## START Recorded data

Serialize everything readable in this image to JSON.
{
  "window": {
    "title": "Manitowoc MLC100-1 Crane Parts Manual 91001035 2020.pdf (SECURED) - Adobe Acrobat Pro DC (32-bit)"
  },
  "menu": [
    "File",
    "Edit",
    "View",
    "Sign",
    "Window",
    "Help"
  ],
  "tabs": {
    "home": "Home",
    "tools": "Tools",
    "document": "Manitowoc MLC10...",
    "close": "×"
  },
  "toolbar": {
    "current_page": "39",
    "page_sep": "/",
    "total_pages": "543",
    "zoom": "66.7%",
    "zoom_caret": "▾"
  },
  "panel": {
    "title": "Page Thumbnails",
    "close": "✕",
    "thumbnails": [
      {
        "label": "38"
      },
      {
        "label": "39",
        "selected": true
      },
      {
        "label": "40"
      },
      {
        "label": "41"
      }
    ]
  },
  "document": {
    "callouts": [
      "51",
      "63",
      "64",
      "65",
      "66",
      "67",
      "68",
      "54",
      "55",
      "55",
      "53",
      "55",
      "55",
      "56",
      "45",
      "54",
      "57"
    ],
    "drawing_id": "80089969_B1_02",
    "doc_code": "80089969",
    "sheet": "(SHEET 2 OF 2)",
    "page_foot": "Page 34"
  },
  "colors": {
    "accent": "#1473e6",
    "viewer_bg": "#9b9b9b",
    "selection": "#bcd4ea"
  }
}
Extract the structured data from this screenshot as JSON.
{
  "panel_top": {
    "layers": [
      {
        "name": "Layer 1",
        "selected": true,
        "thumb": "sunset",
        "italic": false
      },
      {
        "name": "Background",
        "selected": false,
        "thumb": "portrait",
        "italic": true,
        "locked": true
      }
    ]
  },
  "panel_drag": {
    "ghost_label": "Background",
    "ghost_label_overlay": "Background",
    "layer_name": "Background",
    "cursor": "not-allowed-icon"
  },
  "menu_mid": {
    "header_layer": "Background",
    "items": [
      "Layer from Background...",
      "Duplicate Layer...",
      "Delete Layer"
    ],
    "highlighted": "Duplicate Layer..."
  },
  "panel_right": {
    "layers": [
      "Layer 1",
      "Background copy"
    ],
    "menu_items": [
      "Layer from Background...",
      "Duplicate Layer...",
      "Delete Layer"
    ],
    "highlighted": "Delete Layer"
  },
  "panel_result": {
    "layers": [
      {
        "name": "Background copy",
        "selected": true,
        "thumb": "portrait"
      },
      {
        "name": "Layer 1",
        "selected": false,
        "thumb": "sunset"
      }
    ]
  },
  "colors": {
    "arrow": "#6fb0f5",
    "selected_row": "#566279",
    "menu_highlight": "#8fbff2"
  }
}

## END Recorded data

- Task details -
Print all of the entries again, exactly as written.

- Solution to this task -
Serialize everything readable in this image to JSON.
{
  "window": {
    "title": "Manitowoc MLC100-1 Crane Parts Manual 91001035 2020.pdf (SECURED) - Adobe Acrobat Pro DC (32-bit)"
  },
  "menu": [
    "File",
    "Edit",
    "View",
    "Sign",
    "Window",
    "Help"
  ],
  "tabs": {
    "home": "Home",
    "tools": "Tools",
    "document": "Manitowoc MLC10...",
    "close": "×"
  },
  "toolbar": {
    "current_page": "39",
    "page_sep": "/",
    "total_pages": "543",
    "zoom": "66.7%",
    "zoom_caret": "▾"
  },
  "panel": {
    "title": "Page Thumbnails",
    "close": "✕",
    "thumbnails": [
      {
        "label": "38"
      },
      {
        "label": "39",
        "selected": true
      },
      {
        "label": "40"
      },
      {
        "label": "41"
      }
    ]
  },
  "document": {
    "callouts": [
      "51",
      "63",
      "64",
      "65",
      "66",
      "67",
      "68",
      "54",
      "55",
      "55",
      "53",
      "55",
      "55",
      "56",
      "45",
      "54",
      "57"
    ],
    "drawing_id": "80089969_B1_02",
    "doc_code": "80089969",
    "sheet": "(SHEET 2 OF 2)",
    "page_foot": "Page 34"
  },
  "colors": {
    "accent": "#1473e6",
    "viewer_bg": "#9b9b9b",
    "selection": "#bcd4ea"
  }
}
Extract the structured data from this screenshot as JSON.
{
  "panel_top": {
    "layers": [
      {
        "name": "Layer 1",
        "selected": true,
        "thumb": "sunset",
        "italic": false
      },
      {
        "name": "Background",
        "selected": false,
        "thumb": "portrait",
        "italic": true,
        "locked": true
      }
    ]
  },
  "panel_drag": {
    "ghost_label": "Background",
    "ghost_label_overlay": "Background",
    "layer_name": "Background",
    "cursor": "not-allowed-icon"
  },
  "menu_mid": {
    "header_layer": "Background",
    "items": [
      "Layer from Background...",
      "Duplicate Layer...",
      "Delete Layer"
    ],
    "highlighted": "Duplicate Layer..."
  },
  "panel_right": {
    "layers": [
      "Layer 1",
      "Background copy"
    ],
    "menu_items": [
      "Layer from Background...",
      "Duplicate Layer...",
      "Delete Layer"
    ],
    "highlighted": "Delete Layer"
  },
  "panel_result": {
    "layers": [
      {
        "name": "Background copy",
        "selected": true,
        "thumb": "portrait"
      },
      {
        "name": "Layer 1",
        "selected": false,
        "thumb": "sunset"
      }
    ]
  },
  "colors": {
    "arrow": "#6fb0f5",
    "selected_row": "#566279",
    "menu_highlight": "#8fbff2"
  }
}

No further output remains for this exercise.